===== EXERCISE MATERIAL =====

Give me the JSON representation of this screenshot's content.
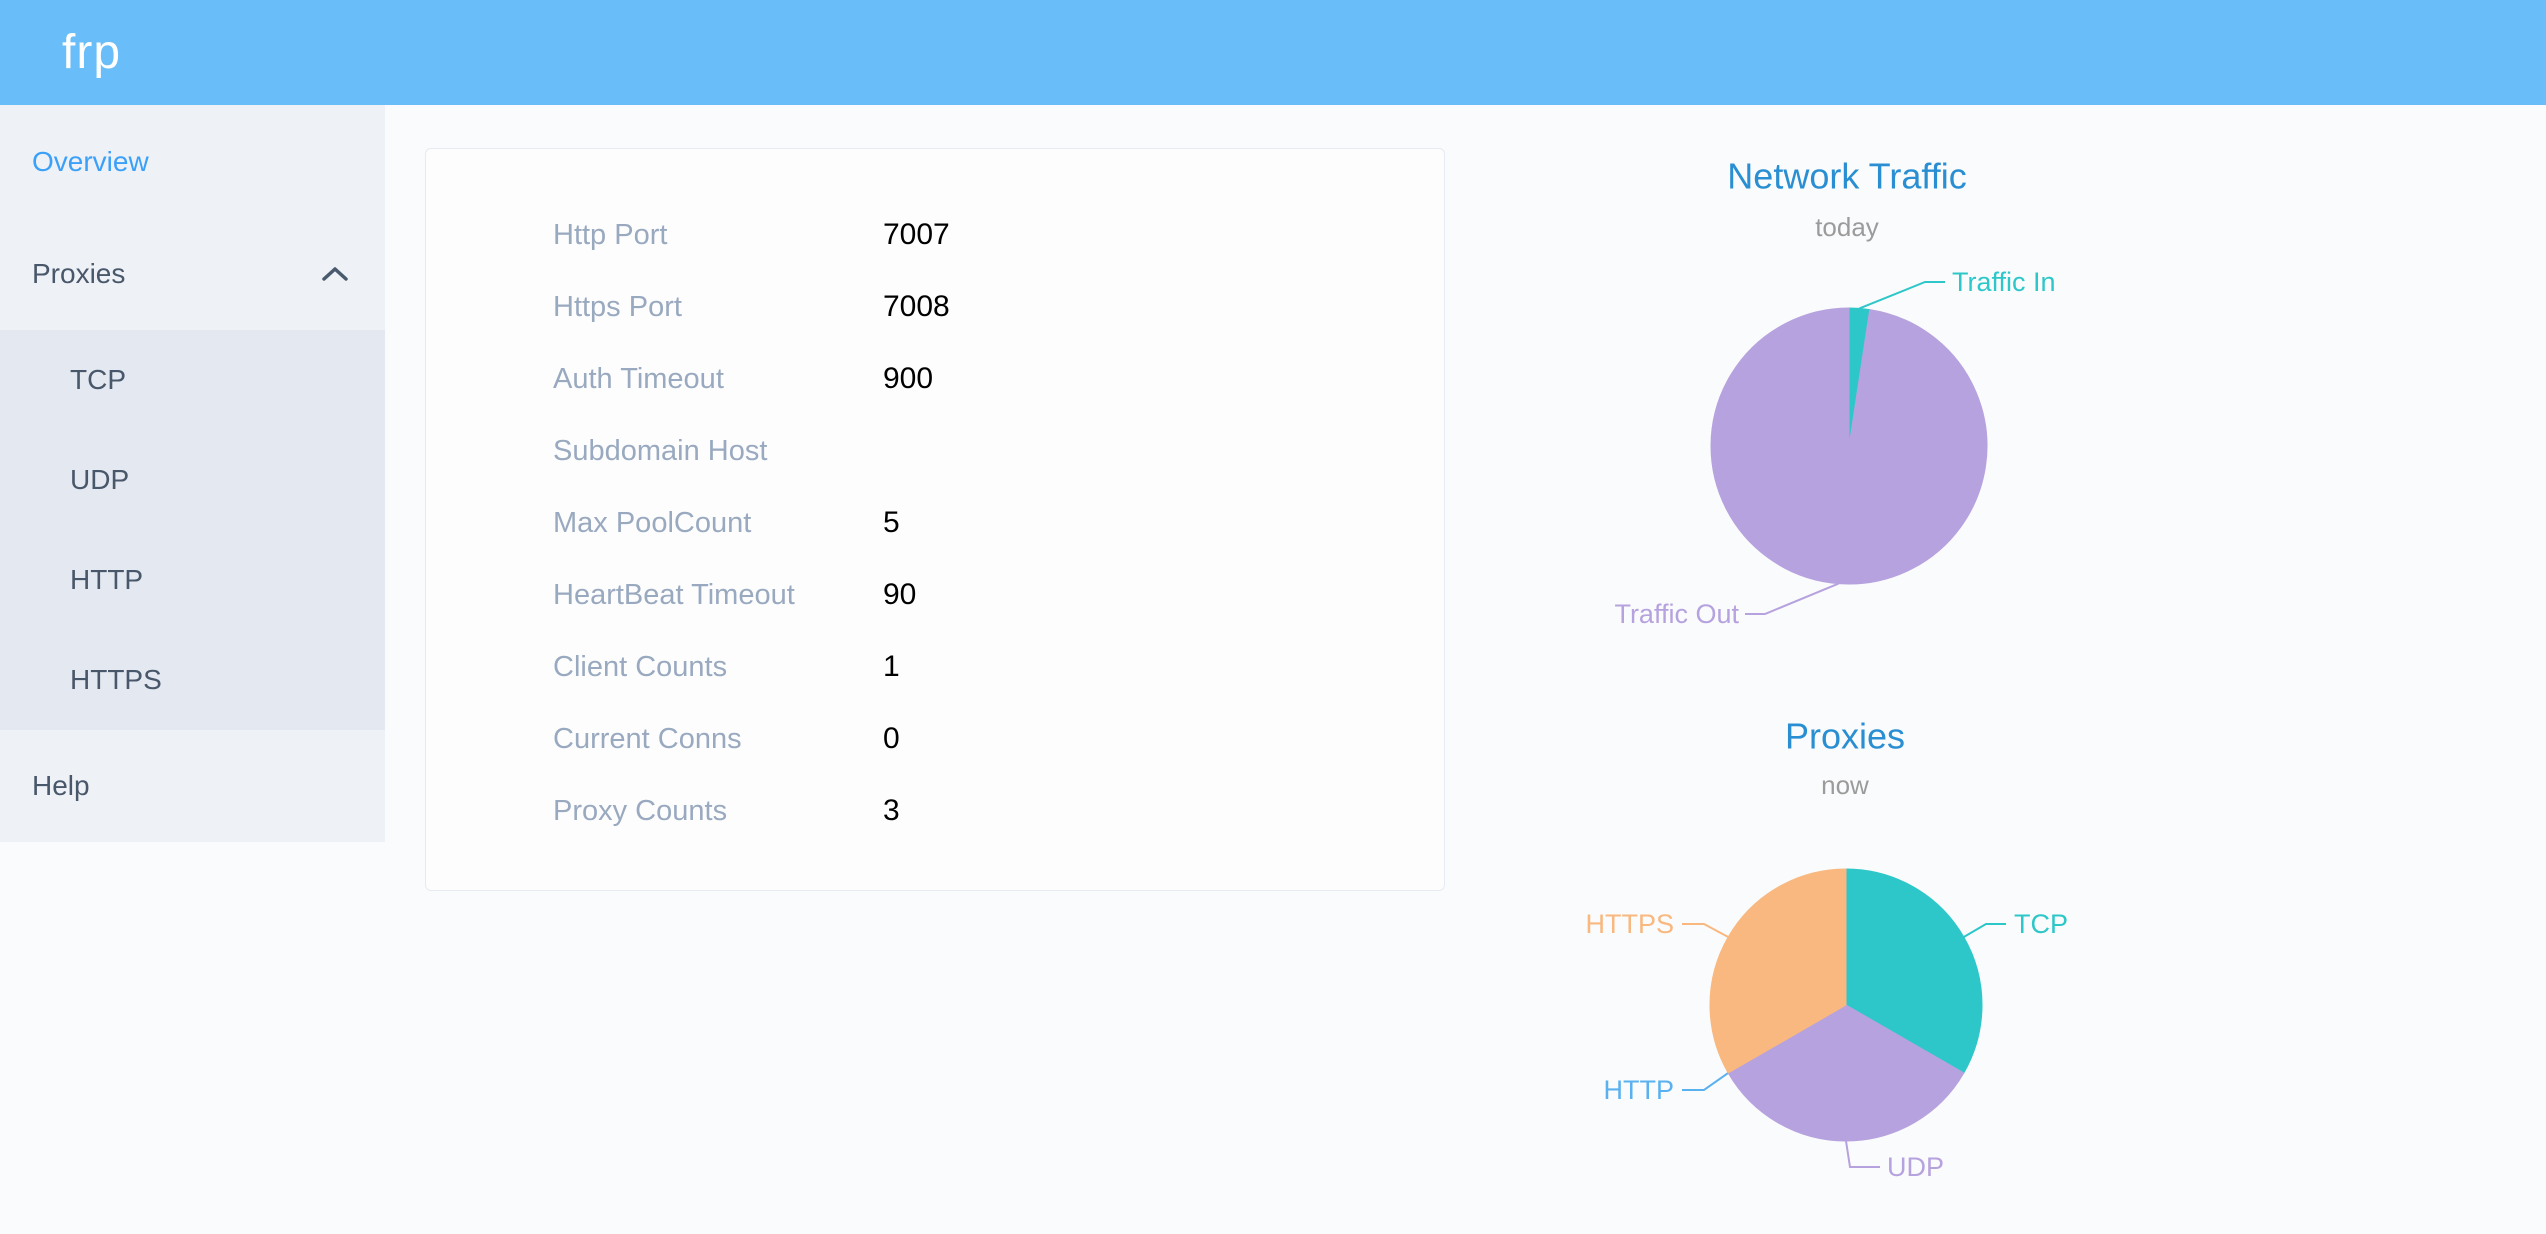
{
  "header": {
    "logo": "frp"
  },
  "sidebar": {
    "overview": "Overview",
    "proxies": "Proxies",
    "proxy_types": [
      "TCP",
      "UDP",
      "HTTP",
      "HTTPS"
    ],
    "help": "Help"
  },
  "server_info": {
    "rows": [
      {
        "label": "Http Port",
        "value": "7007"
      },
      {
        "label": "Https Port",
        "value": "7008"
      },
      {
        "label": "Auth Timeout",
        "value": "900"
      },
      {
        "label": "Subdomain Host",
        "value": ""
      },
      {
        "label": "Max PoolCount",
        "value": "5"
      },
      {
        "label": "HeartBeat Timeout",
        "value": "90"
      },
      {
        "label": "Client Counts",
        "value": "1"
      },
      {
        "label": "Current Conns",
        "value": "0"
      },
      {
        "label": "Proxy Counts",
        "value": "3"
      }
    ]
  },
  "colors": {
    "header_bg": "#69bdf8",
    "sidebar_bg": "#eef1f6",
    "submenu_bg": "#e3e8f1",
    "active_menu_blue": "#3ba0f8",
    "menu_text": "#48576a",
    "card_label_gray": "#99a9bf",
    "chart_title_blue": "#2a8fd2",
    "subtitle_gray": "#9b9b9b"
  },
  "chart_data": [
    {
      "type": "pie",
      "title": "Network Traffic",
      "subtitle": "today",
      "legend_position": "none",
      "slices": [
        {
          "name": "Traffic In",
          "pct": 2.4,
          "color": "#2ec7c9"
        },
        {
          "name": "Traffic Out",
          "pct": 97.6,
          "color": "#b6a2de"
        }
      ]
    },
    {
      "type": "pie",
      "title": "Proxies",
      "subtitle": "now",
      "legend_position": "none",
      "slices": [
        {
          "name": "TCP",
          "pct": 33.33,
          "count": 1,
          "color": "#2ec7c9"
        },
        {
          "name": "UDP",
          "pct": 33.34,
          "count": 1,
          "color": "#b6a2de"
        },
        {
          "name": "HTTP",
          "pct": 0,
          "count": 0,
          "color": "#5ab1ef"
        },
        {
          "name": "HTTPS",
          "pct": 33.33,
          "count": 1,
          "color": "#f8b87f"
        }
      ]
    }
  ]
}
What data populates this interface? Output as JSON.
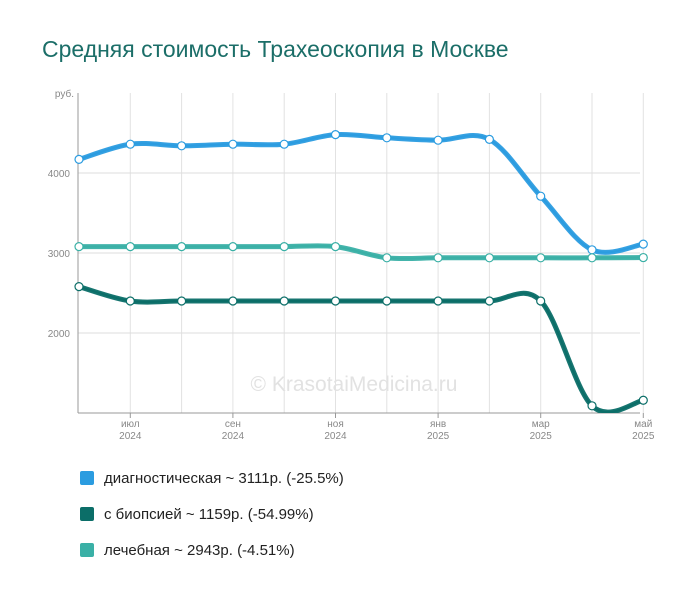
{
  "title": "Средняя стоимость Трахеоскопия в Москве",
  "watermark": "© KrasotaiMedicina.ru",
  "chart_data": {
    "type": "line",
    "y_unit_label": "руб.",
    "y_ticks": [
      2000,
      3000,
      4000
    ],
    "ylim": [
      1000,
      5000
    ],
    "x_ticks": [
      {
        "index": 1,
        "month": "июл",
        "year": "2024"
      },
      {
        "index": 3,
        "month": "сен",
        "year": "2024"
      },
      {
        "index": 5,
        "month": "ноя",
        "year": "2024"
      },
      {
        "index": 7,
        "month": "янв",
        "year": "2025"
      },
      {
        "index": 9,
        "month": "мар",
        "year": "2025"
      },
      {
        "index": 11,
        "month": "май",
        "year": "2025"
      }
    ],
    "x": [
      "2024-06",
      "2024-07",
      "2024-08",
      "2024-09",
      "2024-10",
      "2024-11",
      "2024-12",
      "2025-01",
      "2025-02",
      "2025-03",
      "2025-04",
      "2025-05"
    ],
    "grid": true,
    "legend_position": "bottom-left",
    "series": [
      {
        "name": "диагностическая",
        "legend": "диагностическая ~ 3111р. (-25.5%)",
        "color": "#2b9ce0",
        "values": [
          4170,
          4360,
          4340,
          4360,
          4360,
          4480,
          4440,
          4410,
          4420,
          3710,
          3040,
          3111
        ]
      },
      {
        "name": "с биопсией",
        "legend": "с биопсией ~ 1159р. (-54.99%)",
        "color": "#0b6e68",
        "values": [
          2580,
          2400,
          2400,
          2400,
          2400,
          2400,
          2400,
          2400,
          2400,
          2400,
          1090,
          1159
        ]
      },
      {
        "name": "лечебная",
        "legend": "лечебная ~ 2943р. (-4.51%)",
        "color": "#3ab0a6",
        "values": [
          3080,
          3080,
          3080,
          3080,
          3080,
          3080,
          2940,
          2940,
          2940,
          2940,
          2940,
          2943
        ]
      }
    ]
  }
}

=====

# TASK TO COMPLETE
Copy out each line of the records where the string "index" appears.

# WRITTEN REPLY
        "index": 1,
        "index": 3,
        "index": 5,
        "index": 7,
        "index": 9,
        "index": 11,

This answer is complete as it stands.